Present the lines below again, exactly as they stand.

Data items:
_ _ _ _
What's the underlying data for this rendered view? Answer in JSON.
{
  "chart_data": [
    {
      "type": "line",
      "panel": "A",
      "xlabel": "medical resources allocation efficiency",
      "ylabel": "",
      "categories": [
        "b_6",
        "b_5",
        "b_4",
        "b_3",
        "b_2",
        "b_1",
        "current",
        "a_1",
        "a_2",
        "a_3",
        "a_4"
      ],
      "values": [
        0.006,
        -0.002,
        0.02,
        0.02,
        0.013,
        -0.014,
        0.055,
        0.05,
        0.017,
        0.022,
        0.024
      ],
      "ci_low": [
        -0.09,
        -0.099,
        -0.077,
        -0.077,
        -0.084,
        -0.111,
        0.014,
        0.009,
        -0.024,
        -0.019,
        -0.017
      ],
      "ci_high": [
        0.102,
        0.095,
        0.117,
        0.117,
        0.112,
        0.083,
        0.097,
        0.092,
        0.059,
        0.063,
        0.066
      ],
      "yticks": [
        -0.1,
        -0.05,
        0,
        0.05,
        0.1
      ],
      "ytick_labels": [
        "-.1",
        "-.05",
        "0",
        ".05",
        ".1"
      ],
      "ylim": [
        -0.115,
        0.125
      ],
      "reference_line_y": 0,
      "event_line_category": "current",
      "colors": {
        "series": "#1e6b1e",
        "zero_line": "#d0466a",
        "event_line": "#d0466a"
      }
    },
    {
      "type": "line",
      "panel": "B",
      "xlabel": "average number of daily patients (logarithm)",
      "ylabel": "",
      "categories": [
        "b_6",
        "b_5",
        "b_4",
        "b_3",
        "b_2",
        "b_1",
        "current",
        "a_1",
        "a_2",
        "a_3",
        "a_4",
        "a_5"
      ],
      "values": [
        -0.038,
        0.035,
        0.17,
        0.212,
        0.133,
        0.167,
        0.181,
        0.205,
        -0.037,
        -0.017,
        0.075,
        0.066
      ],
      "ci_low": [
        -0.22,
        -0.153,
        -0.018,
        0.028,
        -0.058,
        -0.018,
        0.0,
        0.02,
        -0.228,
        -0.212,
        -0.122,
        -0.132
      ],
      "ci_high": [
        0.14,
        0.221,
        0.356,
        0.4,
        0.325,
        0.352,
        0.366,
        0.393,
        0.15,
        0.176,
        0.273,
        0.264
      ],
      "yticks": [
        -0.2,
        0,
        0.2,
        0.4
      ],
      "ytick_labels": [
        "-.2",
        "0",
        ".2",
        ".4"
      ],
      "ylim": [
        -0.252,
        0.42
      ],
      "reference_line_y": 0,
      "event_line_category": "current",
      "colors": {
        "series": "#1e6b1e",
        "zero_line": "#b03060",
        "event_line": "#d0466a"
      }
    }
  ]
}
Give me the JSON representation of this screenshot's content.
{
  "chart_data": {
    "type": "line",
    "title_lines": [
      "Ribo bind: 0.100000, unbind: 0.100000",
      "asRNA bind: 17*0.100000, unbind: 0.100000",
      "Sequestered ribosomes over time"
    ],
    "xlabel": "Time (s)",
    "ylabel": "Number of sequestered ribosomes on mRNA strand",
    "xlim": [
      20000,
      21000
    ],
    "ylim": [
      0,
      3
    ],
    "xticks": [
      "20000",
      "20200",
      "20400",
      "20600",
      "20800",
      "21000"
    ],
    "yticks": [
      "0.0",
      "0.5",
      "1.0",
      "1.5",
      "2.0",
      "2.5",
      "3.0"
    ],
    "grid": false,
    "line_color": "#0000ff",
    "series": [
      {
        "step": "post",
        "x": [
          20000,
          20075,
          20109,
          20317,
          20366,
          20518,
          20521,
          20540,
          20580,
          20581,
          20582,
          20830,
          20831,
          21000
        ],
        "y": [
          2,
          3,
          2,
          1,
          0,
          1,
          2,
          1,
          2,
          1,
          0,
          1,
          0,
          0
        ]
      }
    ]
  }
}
_ _ _ _
Response to the task:
What's the underlying data for this rendered view? Answer in JSON.
{
  "chart_data": [
    {
      "type": "line",
      "panel": "A",
      "xlabel": "medical resources allocation efficiency",
      "ylabel": "",
      "categories": [
        "b_6",
        "b_5",
        "b_4",
        "b_3",
        "b_2",
        "b_1",
        "current",
        "a_1",
        "a_2",
        "a_3",
        "a_4"
      ],
      "values": [
        0.006,
        -0.002,
        0.02,
        0.02,
        0.013,
        -0.014,
        0.055,
        0.05,
        0.017,
        0.022,
        0.024
      ],
      "ci_low": [
        -0.09,
        -0.099,
        -0.077,
        -0.077,
        -0.084,
        -0.111,
        0.014,
        0.009,
        -0.024,
        -0.019,
        -0.017
      ],
      "ci_high": [
        0.102,
        0.095,
        0.117,
        0.117,
        0.112,
        0.083,
        0.097,
        0.092,
        0.059,
        0.063,
        0.066
      ],
      "yticks": [
        -0.1,
        -0.05,
        0,
        0.05,
        0.1
      ],
      "ytick_labels": [
        "-.1",
        "-.05",
        "0",
        ".05",
        ".1"
      ],
      "ylim": [
        -0.115,
        0.125
      ],
      "reference_line_y": 0,
      "event_line_category": "current",
      "colors": {
        "series": "#1e6b1e",
        "zero_line": "#d0466a",
        "event_line": "#d0466a"
      }
    },
    {
      "type": "line",
      "panel": "B",
      "xlabel": "average number of daily patients (logarithm)",
      "ylabel": "",
      "categories": [
        "b_6",
        "b_5",
        "b_4",
        "b_3",
        "b_2",
        "b_1",
        "current",
        "a_1",
        "a_2",
        "a_3",
        "a_4",
        "a_5"
      ],
      "values": [
        -0.038,
        0.035,
        0.17,
        0.212,
        0.133,
        0.167,
        0.181,
        0.205,
        -0.037,
        -0.017,
        0.075,
        0.066
      ],
      "ci_low": [
        -0.22,
        -0.153,
        -0.018,
        0.028,
        -0.058,
        -0.018,
        0.0,
        0.02,
        -0.228,
        -0.212,
        -0.122,
        -0.132
      ],
      "ci_high": [
        0.14,
        0.221,
        0.356,
        0.4,
        0.325,
        0.352,
        0.366,
        0.393,
        0.15,
        0.176,
        0.273,
        0.264
      ],
      "yticks": [
        -0.2,
        0,
        0.2,
        0.4
      ],
      "ytick_labels": [
        "-.2",
        "0",
        ".2",
        ".4"
      ],
      "ylim": [
        -0.252,
        0.42
      ],
      "reference_line_y": 0,
      "event_line_category": "current",
      "colors": {
        "series": "#1e6b1e",
        "zero_line": "#b03060",
        "event_line": "#d0466a"
      }
    }
  ]
}
Give me the JSON representation of this screenshot's content.
{
  "chart_data": {
    "type": "line",
    "title_lines": [
      "Ribo bind: 0.100000, unbind: 0.100000",
      "asRNA bind: 17*0.100000, unbind: 0.100000",
      "Sequestered ribosomes over time"
    ],
    "xlabel": "Time (s)",
    "ylabel": "Number of sequestered ribosomes on mRNA strand",
    "xlim": [
      20000,
      21000
    ],
    "ylim": [
      0,
      3
    ],
    "xticks": [
      "20000",
      "20200",
      "20400",
      "20600",
      "20800",
      "21000"
    ],
    "yticks": [
      "0.0",
      "0.5",
      "1.0",
      "1.5",
      "2.0",
      "2.5",
      "3.0"
    ],
    "grid": false,
    "line_color": "#0000ff",
    "series": [
      {
        "step": "post",
        "x": [
          20000,
          20075,
          20109,
          20317,
          20366,
          20518,
          20521,
          20540,
          20580,
          20581,
          20582,
          20830,
          20831,
          21000
        ],
        "y": [
          2,
          3,
          2,
          1,
          0,
          1,
          2,
          1,
          2,
          1,
          0,
          1,
          0,
          0
        ]
      }
    ]
  }
}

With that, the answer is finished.